= SUPPLIED DATA =
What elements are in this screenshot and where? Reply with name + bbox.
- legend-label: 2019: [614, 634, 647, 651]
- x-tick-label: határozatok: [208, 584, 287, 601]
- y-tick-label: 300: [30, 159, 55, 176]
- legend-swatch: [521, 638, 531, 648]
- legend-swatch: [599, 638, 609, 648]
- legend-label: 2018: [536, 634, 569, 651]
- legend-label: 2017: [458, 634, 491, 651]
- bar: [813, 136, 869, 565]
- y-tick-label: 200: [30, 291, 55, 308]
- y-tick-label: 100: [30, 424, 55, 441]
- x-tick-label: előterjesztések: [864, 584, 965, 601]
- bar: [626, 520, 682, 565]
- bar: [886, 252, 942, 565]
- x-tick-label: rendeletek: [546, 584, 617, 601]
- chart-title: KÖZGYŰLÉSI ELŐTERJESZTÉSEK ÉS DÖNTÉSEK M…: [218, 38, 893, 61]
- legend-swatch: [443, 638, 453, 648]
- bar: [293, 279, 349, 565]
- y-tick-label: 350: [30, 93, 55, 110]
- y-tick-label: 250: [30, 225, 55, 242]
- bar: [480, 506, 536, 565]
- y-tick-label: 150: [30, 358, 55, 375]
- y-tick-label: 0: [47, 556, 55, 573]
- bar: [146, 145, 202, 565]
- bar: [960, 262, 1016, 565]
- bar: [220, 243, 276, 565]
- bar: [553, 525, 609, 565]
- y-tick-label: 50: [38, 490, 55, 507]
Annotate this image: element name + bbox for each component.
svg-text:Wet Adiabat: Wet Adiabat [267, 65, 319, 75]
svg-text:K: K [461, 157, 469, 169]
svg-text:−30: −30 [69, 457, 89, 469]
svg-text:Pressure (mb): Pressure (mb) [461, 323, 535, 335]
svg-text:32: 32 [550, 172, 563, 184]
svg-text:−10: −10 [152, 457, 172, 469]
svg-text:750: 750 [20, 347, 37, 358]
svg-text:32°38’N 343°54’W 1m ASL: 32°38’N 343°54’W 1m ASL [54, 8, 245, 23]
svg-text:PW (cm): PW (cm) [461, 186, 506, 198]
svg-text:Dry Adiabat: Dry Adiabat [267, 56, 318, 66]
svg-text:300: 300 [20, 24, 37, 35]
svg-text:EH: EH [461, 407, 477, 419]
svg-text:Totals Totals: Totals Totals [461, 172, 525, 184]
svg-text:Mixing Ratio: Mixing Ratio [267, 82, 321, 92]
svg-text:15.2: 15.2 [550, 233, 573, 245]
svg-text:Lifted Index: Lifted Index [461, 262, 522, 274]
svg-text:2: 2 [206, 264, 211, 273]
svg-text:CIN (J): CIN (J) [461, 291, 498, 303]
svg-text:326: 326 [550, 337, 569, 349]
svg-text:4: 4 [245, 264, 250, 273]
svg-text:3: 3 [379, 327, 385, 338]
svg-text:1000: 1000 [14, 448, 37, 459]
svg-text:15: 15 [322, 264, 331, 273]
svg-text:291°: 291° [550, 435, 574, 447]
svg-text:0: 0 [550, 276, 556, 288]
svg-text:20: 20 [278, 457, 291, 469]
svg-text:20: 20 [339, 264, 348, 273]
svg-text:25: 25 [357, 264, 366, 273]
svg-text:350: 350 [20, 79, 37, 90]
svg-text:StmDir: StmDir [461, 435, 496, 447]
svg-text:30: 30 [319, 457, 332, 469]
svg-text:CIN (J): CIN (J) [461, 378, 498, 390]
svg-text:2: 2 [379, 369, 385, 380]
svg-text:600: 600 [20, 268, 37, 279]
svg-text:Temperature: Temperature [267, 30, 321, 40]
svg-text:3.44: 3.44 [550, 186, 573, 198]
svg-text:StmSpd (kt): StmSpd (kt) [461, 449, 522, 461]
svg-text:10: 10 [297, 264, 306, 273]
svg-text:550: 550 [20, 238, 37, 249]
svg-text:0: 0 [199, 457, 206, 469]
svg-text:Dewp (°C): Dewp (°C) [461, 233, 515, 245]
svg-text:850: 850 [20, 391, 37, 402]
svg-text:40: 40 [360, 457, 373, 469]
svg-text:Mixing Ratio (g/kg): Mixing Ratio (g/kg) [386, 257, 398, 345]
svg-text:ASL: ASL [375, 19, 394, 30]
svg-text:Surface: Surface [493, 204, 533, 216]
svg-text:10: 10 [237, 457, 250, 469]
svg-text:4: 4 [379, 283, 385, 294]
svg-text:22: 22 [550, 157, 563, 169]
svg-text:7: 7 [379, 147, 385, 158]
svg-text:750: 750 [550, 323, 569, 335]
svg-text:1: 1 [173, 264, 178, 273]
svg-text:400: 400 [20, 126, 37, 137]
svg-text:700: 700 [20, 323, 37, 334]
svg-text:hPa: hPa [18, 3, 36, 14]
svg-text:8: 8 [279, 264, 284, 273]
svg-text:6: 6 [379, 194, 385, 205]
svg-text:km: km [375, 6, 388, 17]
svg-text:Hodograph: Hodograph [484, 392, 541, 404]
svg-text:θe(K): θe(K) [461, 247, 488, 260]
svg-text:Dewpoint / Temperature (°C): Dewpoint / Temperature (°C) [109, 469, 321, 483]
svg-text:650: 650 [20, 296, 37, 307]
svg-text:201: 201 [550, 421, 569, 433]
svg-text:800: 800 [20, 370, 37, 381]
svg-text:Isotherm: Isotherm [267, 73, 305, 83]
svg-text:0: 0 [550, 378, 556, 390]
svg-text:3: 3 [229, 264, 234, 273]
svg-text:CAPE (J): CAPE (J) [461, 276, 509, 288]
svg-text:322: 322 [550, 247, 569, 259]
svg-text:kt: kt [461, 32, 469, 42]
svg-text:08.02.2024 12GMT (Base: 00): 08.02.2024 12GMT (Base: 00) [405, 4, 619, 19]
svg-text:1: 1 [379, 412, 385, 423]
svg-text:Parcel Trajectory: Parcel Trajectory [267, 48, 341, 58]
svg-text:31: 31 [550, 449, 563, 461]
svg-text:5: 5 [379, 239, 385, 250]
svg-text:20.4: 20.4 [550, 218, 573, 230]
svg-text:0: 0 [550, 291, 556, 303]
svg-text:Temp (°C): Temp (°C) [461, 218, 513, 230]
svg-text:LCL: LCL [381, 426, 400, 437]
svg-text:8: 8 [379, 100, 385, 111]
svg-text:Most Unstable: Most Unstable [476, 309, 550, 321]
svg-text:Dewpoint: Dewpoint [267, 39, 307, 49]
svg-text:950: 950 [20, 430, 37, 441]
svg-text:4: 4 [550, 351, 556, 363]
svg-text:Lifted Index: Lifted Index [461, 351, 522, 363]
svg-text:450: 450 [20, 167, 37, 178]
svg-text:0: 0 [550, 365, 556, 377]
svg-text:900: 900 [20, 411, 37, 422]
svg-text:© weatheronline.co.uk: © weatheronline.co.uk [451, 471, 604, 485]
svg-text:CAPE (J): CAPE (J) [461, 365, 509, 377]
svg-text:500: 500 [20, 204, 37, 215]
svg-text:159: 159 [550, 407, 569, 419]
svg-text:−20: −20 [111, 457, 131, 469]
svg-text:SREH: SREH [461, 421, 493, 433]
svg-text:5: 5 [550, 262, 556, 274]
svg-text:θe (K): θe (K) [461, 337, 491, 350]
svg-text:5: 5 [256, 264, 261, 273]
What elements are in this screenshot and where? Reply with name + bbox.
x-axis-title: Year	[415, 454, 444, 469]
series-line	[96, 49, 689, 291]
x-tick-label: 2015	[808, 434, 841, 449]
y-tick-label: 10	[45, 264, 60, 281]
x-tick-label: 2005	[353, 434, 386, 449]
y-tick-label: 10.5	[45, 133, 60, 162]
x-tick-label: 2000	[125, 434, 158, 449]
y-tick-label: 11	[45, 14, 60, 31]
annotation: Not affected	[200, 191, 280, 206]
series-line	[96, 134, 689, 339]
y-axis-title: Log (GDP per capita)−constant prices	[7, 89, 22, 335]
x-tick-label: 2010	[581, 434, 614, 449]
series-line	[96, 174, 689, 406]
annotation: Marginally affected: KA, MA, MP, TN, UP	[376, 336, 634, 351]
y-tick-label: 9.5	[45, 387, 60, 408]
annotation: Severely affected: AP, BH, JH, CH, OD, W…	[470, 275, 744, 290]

= EXERCISE TASK =
Starting at the first line of the data and ending after the line that contains "- y-tick-label: 100: [30, 424, 55, 441]", write those lines out again, replacing "legend-swatch" with "legend-marker" and keeping everything else unchanged.

= SOLVED PROBLEM =
What elements are in this screenshot and where? Reply with name + bbox.
- legend-label: 2019: [614, 634, 647, 651]
- x-tick-label: határozatok: [208, 584, 287, 601]
- y-tick-label: 300: [30, 159, 55, 176]
- legend-marker: [521, 638, 531, 648]
- legend-marker: [599, 638, 609, 648]
- legend-label: 2018: [536, 634, 569, 651]
- legend-label: 2017: [458, 634, 491, 651]
- bar: [813, 136, 869, 565]
- y-tick-label: 200: [30, 291, 55, 308]
- y-tick-label: 100: [30, 424, 55, 441]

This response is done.